** Begin PROVIDED DATA **

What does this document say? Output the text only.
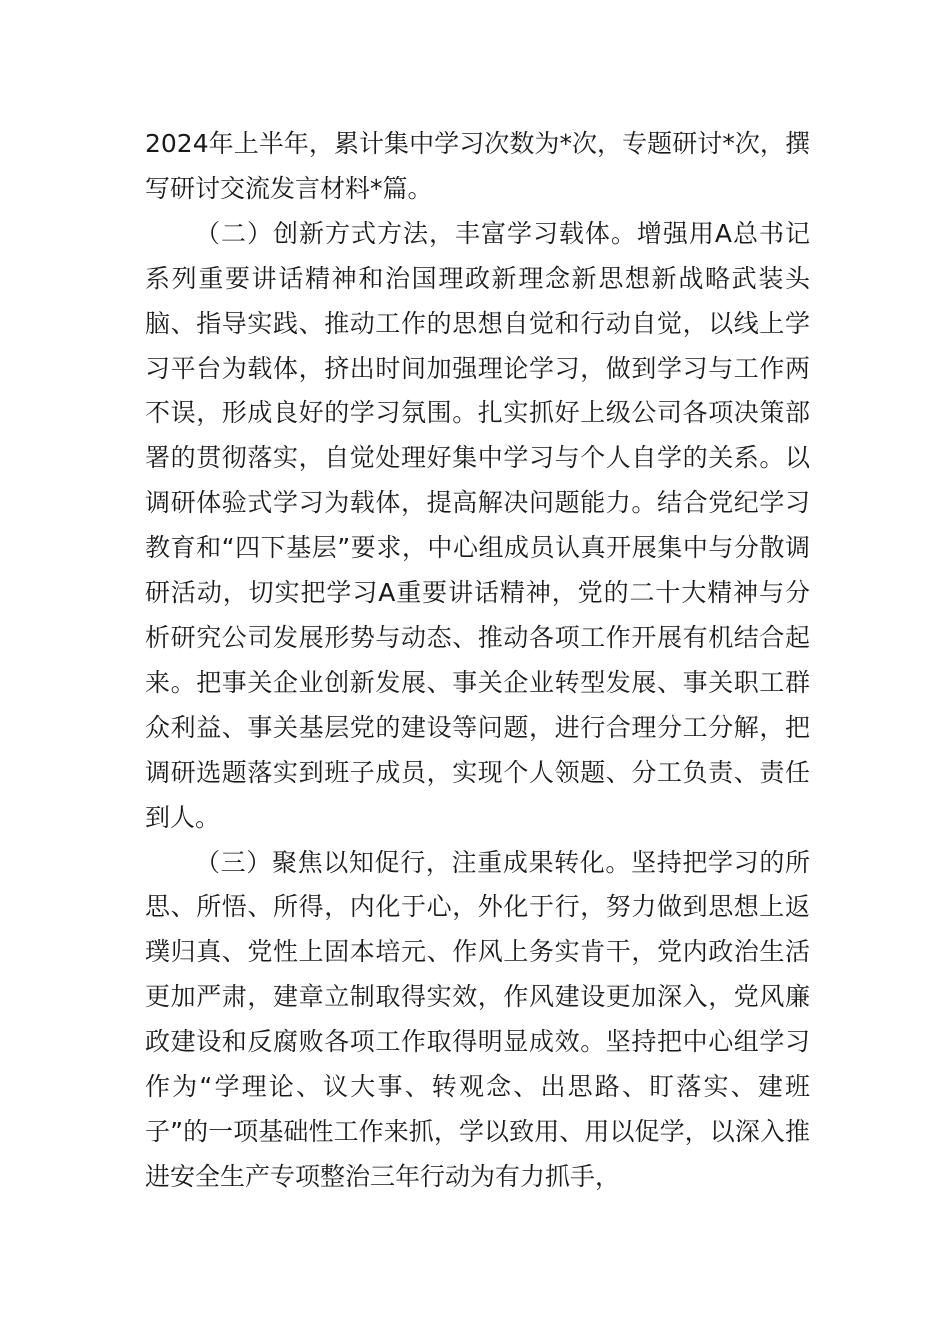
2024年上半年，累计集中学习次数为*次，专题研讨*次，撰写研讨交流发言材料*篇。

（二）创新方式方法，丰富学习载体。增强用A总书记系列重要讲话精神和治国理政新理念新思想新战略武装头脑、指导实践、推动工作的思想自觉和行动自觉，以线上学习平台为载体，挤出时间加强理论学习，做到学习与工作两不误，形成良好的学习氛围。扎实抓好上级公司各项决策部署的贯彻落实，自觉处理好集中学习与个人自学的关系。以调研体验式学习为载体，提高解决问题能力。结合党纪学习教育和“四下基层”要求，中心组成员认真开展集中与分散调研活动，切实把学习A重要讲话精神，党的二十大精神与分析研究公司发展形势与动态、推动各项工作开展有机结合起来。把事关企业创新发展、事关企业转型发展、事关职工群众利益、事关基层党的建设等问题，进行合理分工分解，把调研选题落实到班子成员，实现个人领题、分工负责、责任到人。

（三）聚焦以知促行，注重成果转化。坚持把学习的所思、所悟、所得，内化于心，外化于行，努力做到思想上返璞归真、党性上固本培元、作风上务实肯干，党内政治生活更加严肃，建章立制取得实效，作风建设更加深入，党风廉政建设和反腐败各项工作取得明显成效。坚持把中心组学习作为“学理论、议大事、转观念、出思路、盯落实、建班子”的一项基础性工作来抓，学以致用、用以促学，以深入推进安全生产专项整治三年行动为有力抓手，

** End PROVIDED DATA **
** Begin PROVIDED DATA **

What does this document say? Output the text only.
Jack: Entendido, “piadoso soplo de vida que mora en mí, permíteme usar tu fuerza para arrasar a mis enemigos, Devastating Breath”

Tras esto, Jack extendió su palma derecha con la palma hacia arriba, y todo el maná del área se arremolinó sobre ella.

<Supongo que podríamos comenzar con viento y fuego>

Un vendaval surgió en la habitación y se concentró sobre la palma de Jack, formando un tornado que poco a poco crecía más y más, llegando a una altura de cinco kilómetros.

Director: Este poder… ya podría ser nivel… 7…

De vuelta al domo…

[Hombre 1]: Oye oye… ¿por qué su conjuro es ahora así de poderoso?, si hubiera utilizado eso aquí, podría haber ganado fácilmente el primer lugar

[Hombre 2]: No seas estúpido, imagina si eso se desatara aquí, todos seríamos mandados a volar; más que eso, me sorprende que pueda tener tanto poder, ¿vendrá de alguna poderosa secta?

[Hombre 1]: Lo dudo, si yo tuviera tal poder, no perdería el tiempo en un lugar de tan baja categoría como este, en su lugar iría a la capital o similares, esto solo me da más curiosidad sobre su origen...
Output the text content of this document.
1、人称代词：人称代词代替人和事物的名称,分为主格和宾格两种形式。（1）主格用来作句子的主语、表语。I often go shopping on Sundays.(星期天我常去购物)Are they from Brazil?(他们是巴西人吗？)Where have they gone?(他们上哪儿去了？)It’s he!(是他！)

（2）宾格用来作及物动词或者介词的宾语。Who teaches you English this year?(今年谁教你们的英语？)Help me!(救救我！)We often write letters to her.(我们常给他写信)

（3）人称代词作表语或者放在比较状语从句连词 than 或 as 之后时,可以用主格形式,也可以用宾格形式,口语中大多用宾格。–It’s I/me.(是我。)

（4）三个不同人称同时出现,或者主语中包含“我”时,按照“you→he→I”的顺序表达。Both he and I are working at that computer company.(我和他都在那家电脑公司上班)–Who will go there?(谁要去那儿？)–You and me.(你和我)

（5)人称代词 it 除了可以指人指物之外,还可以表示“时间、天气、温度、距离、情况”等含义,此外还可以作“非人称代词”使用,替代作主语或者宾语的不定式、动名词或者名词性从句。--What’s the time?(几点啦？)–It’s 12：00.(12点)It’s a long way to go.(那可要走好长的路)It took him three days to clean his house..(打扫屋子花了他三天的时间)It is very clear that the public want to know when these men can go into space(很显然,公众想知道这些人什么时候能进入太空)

** End PROVIDED DATA **

→ EXERCISE REQUIREMENTS: Go over the records above and tally each line that includes "this". Give the total by itself.

→ THE COMPLETED TASK: 4